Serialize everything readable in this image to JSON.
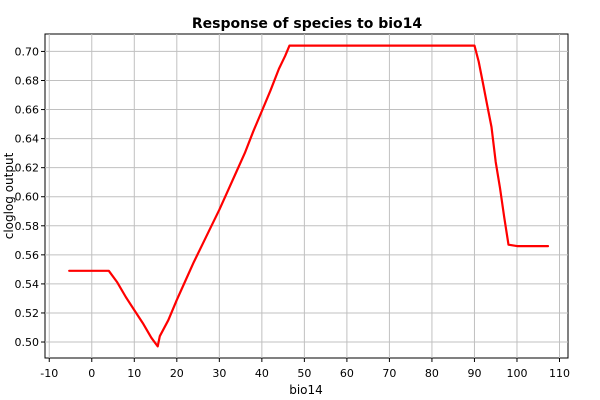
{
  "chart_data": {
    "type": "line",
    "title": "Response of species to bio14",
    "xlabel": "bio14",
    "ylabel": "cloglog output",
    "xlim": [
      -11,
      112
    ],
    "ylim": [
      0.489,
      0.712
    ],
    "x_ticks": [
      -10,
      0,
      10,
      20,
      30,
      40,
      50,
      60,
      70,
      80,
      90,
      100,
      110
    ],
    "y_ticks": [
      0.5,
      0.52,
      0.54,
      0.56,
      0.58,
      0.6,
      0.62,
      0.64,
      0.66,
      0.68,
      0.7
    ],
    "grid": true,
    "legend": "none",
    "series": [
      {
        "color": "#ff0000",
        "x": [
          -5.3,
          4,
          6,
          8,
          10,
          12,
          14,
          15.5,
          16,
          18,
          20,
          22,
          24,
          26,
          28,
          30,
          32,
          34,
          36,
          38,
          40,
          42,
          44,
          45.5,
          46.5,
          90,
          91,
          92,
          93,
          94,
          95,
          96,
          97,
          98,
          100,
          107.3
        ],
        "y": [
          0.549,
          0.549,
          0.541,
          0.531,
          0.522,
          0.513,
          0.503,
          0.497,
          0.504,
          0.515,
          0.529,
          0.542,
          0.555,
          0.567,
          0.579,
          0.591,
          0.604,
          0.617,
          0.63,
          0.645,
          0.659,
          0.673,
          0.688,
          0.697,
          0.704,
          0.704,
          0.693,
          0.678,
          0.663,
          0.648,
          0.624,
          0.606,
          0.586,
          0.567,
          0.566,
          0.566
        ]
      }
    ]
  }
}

┄┄┄┄┄┄┄┄┄┄

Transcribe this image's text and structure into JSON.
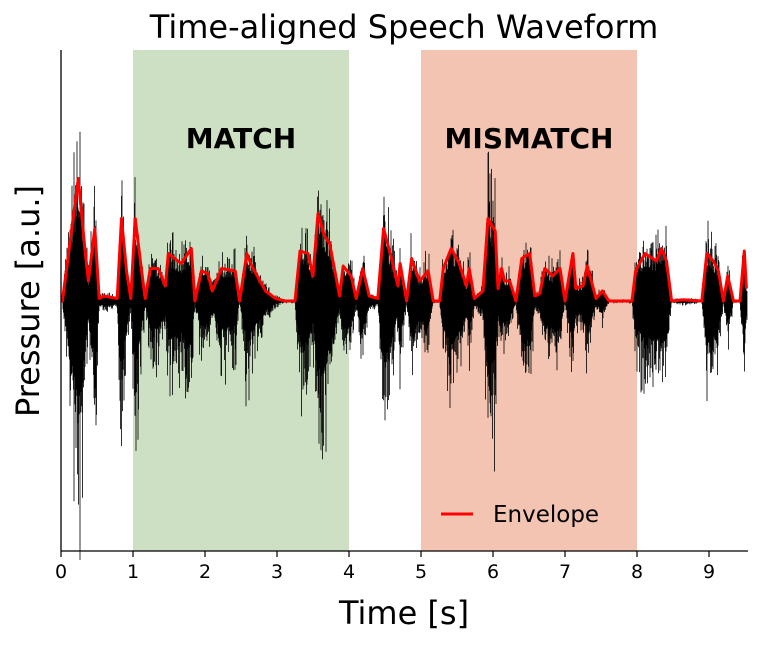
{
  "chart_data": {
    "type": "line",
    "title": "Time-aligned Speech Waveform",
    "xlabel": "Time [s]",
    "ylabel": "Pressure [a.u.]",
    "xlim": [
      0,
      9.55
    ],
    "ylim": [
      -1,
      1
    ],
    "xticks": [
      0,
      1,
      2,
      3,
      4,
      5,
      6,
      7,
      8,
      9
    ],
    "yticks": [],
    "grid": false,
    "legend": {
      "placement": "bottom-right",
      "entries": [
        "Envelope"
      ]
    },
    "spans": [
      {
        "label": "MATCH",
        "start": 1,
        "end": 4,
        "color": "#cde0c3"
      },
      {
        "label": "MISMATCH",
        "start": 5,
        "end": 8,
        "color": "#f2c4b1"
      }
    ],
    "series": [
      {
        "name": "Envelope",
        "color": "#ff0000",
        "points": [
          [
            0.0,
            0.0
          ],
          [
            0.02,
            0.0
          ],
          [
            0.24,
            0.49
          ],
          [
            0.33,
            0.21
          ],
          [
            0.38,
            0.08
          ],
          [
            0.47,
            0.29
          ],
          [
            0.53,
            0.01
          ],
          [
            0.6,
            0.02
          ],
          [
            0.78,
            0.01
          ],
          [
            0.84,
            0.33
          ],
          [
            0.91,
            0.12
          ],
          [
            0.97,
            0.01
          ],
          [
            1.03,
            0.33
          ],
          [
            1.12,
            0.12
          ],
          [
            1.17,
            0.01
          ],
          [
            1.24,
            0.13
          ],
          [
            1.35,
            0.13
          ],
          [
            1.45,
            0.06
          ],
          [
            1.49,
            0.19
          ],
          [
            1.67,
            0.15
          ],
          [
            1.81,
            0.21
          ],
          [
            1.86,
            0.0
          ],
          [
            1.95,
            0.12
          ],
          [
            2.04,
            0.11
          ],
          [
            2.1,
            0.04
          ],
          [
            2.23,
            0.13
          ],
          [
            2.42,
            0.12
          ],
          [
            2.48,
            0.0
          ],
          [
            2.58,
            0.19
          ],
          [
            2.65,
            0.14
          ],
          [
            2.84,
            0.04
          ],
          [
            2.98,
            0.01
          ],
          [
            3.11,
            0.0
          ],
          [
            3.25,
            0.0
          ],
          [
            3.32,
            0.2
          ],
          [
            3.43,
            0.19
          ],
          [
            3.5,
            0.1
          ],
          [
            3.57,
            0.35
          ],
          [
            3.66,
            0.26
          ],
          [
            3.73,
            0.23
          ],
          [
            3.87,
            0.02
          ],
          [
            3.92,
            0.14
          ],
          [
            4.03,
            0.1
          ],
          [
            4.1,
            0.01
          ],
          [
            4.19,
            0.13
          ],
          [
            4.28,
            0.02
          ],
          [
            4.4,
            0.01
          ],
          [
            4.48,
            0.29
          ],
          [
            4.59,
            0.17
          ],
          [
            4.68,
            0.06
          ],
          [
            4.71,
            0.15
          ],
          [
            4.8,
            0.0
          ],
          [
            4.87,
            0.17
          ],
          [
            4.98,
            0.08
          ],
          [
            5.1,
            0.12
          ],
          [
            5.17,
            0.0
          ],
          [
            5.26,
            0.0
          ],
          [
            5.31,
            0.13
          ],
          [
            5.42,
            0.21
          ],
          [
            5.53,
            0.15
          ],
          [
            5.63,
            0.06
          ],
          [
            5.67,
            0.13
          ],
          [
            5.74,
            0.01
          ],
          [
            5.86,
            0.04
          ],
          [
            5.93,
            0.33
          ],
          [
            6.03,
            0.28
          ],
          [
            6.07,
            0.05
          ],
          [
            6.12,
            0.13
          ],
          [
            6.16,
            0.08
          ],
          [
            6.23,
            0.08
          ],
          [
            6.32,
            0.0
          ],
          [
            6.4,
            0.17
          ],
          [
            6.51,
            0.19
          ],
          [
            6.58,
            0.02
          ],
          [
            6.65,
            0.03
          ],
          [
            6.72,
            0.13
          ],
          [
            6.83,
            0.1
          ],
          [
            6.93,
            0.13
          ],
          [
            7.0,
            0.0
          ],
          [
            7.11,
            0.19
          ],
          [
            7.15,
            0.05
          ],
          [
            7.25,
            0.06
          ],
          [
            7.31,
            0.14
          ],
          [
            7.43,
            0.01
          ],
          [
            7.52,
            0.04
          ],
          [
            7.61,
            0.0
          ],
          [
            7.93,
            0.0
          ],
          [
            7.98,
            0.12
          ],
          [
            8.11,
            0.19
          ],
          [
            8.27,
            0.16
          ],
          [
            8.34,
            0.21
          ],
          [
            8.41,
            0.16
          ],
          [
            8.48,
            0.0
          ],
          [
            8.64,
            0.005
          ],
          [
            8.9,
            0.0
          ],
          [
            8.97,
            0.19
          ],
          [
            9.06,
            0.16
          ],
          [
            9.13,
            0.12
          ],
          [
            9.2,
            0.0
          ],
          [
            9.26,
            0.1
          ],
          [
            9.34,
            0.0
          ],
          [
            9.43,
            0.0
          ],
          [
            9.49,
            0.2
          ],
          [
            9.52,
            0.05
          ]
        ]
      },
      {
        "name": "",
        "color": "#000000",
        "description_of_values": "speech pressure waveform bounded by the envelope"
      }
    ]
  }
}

┄┄┄┄┄┄┄┄┄┄

Your goal: Scan the lines above for "this", then copy every one that has it.

Complete answer:
Serialize everything readable in this image to JSON.
Transcribe this image's text and structure into JSON.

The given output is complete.